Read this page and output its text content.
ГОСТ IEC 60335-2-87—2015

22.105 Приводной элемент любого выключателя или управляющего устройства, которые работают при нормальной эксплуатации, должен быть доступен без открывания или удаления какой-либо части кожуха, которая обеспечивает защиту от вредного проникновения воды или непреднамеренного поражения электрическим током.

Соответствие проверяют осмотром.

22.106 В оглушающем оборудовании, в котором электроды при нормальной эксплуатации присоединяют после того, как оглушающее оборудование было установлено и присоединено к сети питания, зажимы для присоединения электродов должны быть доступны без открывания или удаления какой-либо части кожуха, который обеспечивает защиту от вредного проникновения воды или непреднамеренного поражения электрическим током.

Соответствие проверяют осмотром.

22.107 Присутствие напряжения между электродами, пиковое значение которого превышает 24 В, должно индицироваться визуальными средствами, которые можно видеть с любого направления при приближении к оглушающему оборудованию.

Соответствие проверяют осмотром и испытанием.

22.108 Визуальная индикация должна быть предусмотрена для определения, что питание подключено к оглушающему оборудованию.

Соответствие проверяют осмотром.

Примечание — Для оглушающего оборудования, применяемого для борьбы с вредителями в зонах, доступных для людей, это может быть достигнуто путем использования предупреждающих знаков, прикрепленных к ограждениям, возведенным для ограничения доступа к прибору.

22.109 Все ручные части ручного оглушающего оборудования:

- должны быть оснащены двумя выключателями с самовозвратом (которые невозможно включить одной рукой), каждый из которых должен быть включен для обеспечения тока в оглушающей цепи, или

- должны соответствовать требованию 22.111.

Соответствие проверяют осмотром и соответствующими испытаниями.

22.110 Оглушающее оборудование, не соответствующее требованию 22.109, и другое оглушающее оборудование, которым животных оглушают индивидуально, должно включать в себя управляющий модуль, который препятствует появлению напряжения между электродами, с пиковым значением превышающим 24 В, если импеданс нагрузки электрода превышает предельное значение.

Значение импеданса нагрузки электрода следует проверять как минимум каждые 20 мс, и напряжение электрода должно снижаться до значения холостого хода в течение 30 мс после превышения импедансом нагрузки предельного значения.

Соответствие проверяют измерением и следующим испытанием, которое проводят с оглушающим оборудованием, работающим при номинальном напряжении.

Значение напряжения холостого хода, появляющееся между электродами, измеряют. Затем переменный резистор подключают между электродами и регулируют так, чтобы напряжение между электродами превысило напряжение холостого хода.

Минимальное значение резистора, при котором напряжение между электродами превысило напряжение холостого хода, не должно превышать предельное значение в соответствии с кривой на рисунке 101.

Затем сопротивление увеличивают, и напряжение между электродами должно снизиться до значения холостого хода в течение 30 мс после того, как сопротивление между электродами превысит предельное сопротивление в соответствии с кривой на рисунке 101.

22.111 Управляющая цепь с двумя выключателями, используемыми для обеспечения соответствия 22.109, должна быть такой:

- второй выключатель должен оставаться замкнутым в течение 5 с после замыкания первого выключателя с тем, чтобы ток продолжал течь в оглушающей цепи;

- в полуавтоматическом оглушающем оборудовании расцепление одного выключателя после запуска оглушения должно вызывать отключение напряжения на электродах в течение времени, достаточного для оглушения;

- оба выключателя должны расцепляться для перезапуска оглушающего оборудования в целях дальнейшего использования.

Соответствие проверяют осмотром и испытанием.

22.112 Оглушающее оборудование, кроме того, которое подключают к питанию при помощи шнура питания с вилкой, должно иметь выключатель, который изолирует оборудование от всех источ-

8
****************************************
# [Your objective]
Take the lines above and retype all of them exactly.

# [Task result]
Read this page and output its text content.
ГОСТ IEC 60335-2-87—2015

22.105 Приводной элемент любого выключателя или управляющего устройства, которые работают при нормальной эксплуатации, должен быть доступен без открывания или удаления какой-либо части кожуха, которая обеспечивает защиту от вредного проникновения воды или непреднамеренного поражения электрическим током.

Соответствие проверяют осмотром.

22.106 В оглушающем оборудовании, в котором электроды при нормальной эксплуатации присоединяют после того, как оглушающее оборудование было установлено и присоединено к сети питания, зажимы для присоединения электродов должны быть доступны без открывания или удаления какой-либо части кожуха, который обеспечивает защиту от вредного проникновения воды или непреднамеренного поражения электрическим током.

Соответствие проверяют осмотром.

22.107 Присутствие напряжения между электродами, пиковое значение которого превышает 24 В, должно индицироваться визуальными средствами, которые можно видеть с любого направления при приближении к оглушающему оборудованию.

Соответствие проверяют осмотром и испытанием.

22.108 Визуальная индикация должна быть предусмотрена для определения, что питание подключено к оглушающему оборудованию.

Соответствие проверяют осмотром.

Примечание — Для оглушающего оборудования, применяемого для борьбы с вредителями в зонах, доступных для людей, это может быть достигнуто путем использования предупреждающих знаков, прикрепленных к ограждениям, возведенным для ограничения доступа к прибору.

22.109 Все ручные части ручного оглушающего оборудования:

- должны быть оснащены двумя выключателями с самовозвратом (которые невозможно включить одной рукой), каждый из которых должен быть включен для обеспечения тока в оглушающей цепи, или

- должны соответствовать требованию 22.111.

Соответствие проверяют осмотром и соответствующими испытаниями.

22.110 Оглушающее оборудование, не соответствующее требованию 22.109, и другое оглушающее оборудование, которым животных оглушают индивидуально, должно включать в себя управляющий модуль, который препятствует появлению напряжения между электродами, с пиковым значением превышающим 24 В, если импеданс нагрузки электрода превышает предельное значение.

Значение импеданса нагрузки электрода следует проверять как минимум каждые 20 мс, и напряжение электрода должно снижаться до значения холостого хода в течение 30 мс после превышения импедансом нагрузки предельного значения.

Соответствие проверяют измерением и следующим испытанием, которое проводят с оглушающим оборудованием, работающим при номинальном напряжении.

Значение напряжения холостого хода, появляющееся между электродами, измеряют. Затем переменный резистор подключают между электродами и регулируют так, чтобы напряжение между электродами превысило напряжение холостого хода.

Минимальное значение резистора, при котором напряжение между электродами превысило напряжение холостого хода, не должно превышать предельное значение в соответствии с кривой на рисунке 101.

Затем сопротивление увеличивают, и напряжение между электродами должно снизиться до значения холостого хода в течение 30 мс после того, как сопротивление между электродами превысит предельное сопротивление в соответствии с кривой на рисунке 101.

22.111 Управляющая цепь с двумя выключателями, используемыми для обеспечения соответствия 22.109, должна быть такой:

- второй выключатель должен оставаться замкнутым в течение 5 с после замыкания первого выключателя с тем, чтобы ток продолжал течь в оглушающей цепи;

- в полуавтоматическом оглушающем оборудовании расцепление одного выключателя после запуска оглушения должно вызывать отключение напряжения на электродах в течение времени, достаточного для оглушения;

- оба выключателя должны расцепляться для перезапуска оглушающего оборудования в целях дальнейшего использования.

Соответствие проверяют осмотром и испытанием.

22.112 Оглушающее оборудование, кроме того, которое подключают к питанию при помощи шнура питания с вилкой, должно иметь выключатель, который изолирует оборудование от всех источ-

8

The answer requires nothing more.